El debate entre técnica y democracia
El fin de la Historia proclamado por Fukuyama, tras el derrumbe del Muro de Berlín, suponía la victoria del paradigma de la democracia liberal, y bipartidista, norteamericana a finales del siglo XX, a partir de cual se conformó en Europa el sistema de alternancia electoral entre la opción socialdemócrata (liberal progresista) y democristiana (liberal conservadora). Tras años de pax, la crisis económica de 2008-2013 no solo amplió las opciones de elección partidista el Occidente ante la supuesta crisis del modelo bipartidista dominante (pese a la inmortalidad de la gran coalición alemana) o supuso la aparición de las llamadas fuerzas populistas (de la izquierda alternativa al nacionalismo identitario); también conllevó el aumento de la selección de “técnicos” para carteras ministeriales ante exigencias neoliberales, la sucesión de soluciones tecnocráticas directas y provisionales ante la crisis de gobernabilidad de esos años (el gobierno de Papademos en Grecia, de Bajnai en Hungría, de Fischer en la República Checa, de Monti o Gentiloni en Italia, de Jomaa en Túnez, de Yatseniuk en Ucrania), o el poder casi omnímodo de la burocracia de Bruselas (elegida por pocos o por nadie) que dictaba su voluntad en casi todo el Viejo continente.
Y, en el mundo oriental, sus particulares tecnocracias comenzaron a llenar cuadros y estrategias como legitimación de democracias soberanas/limitadas (de Rusia y Kazajistán a Singapur y Turquía), de sistemas tradicionalistas (africanos y árabe/musulmanes) y de regímenes comunistas-capitalistas (de China a Vietnam), para intentar garantizar el desarrollo económico y la estabilidad social desde la unidad y la centralización, de manera alternativa a la pluralidad/diversidad proclamada por el sistema democrático-liberal.

* Actividades
[a] Reproduce literalmente el fragmento del texto sobre técnica y democracia que se abre con las palabras "Y, en el mundo" y se cierra con "el sistema democrático-liberal.".
[b] Escribe la continuación del texto sobre técnica y democracia, empezando justo después de su última oración.

* Datos para analizar
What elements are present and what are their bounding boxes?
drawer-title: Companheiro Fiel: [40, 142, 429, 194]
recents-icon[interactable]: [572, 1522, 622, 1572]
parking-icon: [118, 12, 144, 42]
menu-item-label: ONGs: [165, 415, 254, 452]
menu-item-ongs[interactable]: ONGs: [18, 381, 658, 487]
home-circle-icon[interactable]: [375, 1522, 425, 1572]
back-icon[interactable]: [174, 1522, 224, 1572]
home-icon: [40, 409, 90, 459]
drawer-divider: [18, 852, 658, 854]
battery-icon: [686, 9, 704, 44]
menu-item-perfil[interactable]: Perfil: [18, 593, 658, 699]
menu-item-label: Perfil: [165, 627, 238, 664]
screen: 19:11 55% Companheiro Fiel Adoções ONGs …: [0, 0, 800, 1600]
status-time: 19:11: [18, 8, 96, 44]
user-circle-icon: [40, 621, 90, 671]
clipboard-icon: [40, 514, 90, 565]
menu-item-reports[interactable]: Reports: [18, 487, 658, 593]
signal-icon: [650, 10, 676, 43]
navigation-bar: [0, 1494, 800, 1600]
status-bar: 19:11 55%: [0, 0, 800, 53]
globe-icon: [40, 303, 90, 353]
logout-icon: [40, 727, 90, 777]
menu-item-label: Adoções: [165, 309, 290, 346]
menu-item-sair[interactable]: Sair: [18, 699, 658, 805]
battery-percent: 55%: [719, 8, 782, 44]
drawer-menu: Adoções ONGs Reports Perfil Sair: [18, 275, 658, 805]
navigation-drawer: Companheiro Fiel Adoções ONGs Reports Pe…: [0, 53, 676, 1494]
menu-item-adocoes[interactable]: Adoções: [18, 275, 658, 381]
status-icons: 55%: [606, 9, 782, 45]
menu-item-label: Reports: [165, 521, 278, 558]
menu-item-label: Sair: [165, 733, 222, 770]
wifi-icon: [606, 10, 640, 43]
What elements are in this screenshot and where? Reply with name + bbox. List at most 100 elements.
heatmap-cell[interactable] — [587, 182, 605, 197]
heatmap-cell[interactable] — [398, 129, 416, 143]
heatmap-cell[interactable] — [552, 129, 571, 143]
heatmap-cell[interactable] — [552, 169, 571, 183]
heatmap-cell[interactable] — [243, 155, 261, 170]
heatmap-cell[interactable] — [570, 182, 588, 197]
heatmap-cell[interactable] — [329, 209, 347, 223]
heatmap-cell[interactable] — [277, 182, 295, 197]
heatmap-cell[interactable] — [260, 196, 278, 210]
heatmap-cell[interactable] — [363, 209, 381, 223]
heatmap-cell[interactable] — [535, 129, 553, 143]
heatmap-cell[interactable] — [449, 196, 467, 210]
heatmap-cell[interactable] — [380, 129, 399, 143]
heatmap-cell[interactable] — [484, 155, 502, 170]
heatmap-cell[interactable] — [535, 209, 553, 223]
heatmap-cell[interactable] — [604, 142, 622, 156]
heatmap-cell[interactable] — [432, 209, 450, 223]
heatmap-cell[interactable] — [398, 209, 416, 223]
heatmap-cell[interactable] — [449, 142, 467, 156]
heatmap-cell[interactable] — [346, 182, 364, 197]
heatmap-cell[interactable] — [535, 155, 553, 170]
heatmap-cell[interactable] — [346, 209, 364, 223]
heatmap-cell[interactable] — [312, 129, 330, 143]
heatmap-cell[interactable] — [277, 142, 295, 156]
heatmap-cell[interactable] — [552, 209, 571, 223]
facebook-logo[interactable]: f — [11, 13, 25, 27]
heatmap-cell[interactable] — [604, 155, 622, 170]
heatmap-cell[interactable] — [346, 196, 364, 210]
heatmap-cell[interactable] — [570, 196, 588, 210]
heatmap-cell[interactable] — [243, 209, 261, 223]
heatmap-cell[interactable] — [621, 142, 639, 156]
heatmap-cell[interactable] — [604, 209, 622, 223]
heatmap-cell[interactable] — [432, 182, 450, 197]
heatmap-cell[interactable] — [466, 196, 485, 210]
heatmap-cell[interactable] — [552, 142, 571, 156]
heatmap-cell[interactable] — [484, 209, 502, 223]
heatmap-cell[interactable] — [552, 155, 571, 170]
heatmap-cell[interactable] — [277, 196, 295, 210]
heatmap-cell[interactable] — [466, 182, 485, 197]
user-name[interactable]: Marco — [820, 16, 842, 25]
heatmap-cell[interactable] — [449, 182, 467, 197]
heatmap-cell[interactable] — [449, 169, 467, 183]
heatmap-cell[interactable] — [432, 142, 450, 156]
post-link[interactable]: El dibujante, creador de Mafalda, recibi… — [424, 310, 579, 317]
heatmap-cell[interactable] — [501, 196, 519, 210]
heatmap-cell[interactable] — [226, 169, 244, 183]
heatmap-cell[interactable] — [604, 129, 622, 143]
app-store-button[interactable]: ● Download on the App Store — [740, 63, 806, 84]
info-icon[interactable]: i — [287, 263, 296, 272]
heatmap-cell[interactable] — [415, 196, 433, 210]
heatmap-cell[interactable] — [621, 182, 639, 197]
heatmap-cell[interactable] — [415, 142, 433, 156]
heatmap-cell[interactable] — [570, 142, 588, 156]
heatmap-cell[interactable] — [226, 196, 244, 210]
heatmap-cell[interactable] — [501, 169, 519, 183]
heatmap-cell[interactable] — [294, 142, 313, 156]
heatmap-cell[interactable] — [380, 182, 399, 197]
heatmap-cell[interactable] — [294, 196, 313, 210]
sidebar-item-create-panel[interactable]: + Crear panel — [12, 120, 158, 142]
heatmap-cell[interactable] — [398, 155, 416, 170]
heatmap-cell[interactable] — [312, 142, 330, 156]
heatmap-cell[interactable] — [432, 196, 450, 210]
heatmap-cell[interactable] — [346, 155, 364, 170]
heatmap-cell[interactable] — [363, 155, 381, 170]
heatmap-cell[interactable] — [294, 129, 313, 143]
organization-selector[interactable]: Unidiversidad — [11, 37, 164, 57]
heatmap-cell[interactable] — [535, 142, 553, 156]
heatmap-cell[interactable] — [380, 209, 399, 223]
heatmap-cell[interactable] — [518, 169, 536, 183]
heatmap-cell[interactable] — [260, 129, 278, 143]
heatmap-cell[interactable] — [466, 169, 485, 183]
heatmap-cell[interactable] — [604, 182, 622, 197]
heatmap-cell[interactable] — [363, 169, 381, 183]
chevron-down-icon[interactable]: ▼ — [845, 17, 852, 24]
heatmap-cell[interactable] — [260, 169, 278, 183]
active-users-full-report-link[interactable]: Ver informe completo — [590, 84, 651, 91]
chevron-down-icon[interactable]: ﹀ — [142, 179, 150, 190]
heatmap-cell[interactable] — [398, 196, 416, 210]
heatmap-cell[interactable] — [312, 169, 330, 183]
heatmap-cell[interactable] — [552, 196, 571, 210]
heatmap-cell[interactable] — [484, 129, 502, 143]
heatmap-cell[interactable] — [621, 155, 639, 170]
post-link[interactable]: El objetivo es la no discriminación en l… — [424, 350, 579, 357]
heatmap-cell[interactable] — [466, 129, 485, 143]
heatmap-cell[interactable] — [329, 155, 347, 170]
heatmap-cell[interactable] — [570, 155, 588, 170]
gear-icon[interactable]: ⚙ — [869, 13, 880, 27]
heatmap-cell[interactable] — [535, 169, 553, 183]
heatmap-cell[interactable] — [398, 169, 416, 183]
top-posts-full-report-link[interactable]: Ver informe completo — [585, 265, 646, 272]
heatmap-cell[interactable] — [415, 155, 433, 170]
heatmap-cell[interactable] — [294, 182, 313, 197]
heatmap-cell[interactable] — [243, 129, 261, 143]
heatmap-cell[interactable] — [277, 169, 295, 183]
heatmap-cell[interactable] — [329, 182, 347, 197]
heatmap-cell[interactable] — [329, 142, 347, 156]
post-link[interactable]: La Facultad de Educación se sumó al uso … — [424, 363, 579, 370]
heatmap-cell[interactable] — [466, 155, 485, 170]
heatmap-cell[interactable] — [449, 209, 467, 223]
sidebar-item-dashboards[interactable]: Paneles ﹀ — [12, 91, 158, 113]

* Respuestas en orden
[a]
Y, en el mundo oriental, sus particulares tecnocracias comenzaron a llenar cuadros y estrategias como legitimación de democracias soberanas/limitadas (de Rusia y Kazajistán a Singapur y Turquía), de sistemas tradicionalistas (africanos y árabe/musulmanes) y de regímenes comunistas-capitalistas (de China a Vietnam), para intentar garantizar el desarrollo económico y la estabilidad social desde la unidad y la centralización, de manera alternativa a la pluralidad/diversidad proclamada por el sistema democrático-liberal.

[b]
La democracia era, para Churchill, “el menos malo de los sistemas políticos“. Podría parecer obvio; bajo él hemos alcanzado niveles de libertad, derechos sociales y periodos de paz casi nunca vistos, pero también han persistido desigualdades lacerantes, han crecido amenazas medioambientales sin parangón o han comenzado crisis demográficas sin vuelta atrás.
La sombra tecnocrática parece que siempre está y estará allí, esperando el fallo oportuno, necesidades productivas o supuestas tendencias disgregadoras objeto de debate: la videocracia para Giovanni Sartori, o esa democracia teledigida en exclusiva por quién controla los medios; la partitocracia de la que hablaba Antonio García-Trevijano Forte, o esa democracia monopolizada por partidos siempre cerrados. Gustavo Bueno señaló que el peor, y verdadero, enemigo de la democracia actual era ese “fundamentalismo democrático” que en ocasiones la paraliza, incapaz de comprender los fallos, de emprender cambios, de aceptar disensiones o de plantear nuevos horizontes.
Como subrayaba el viejo premier británico posiblemente “la democracia es la necesidad de doblegarse, de vez en cuando, a las opiniones de los demás“.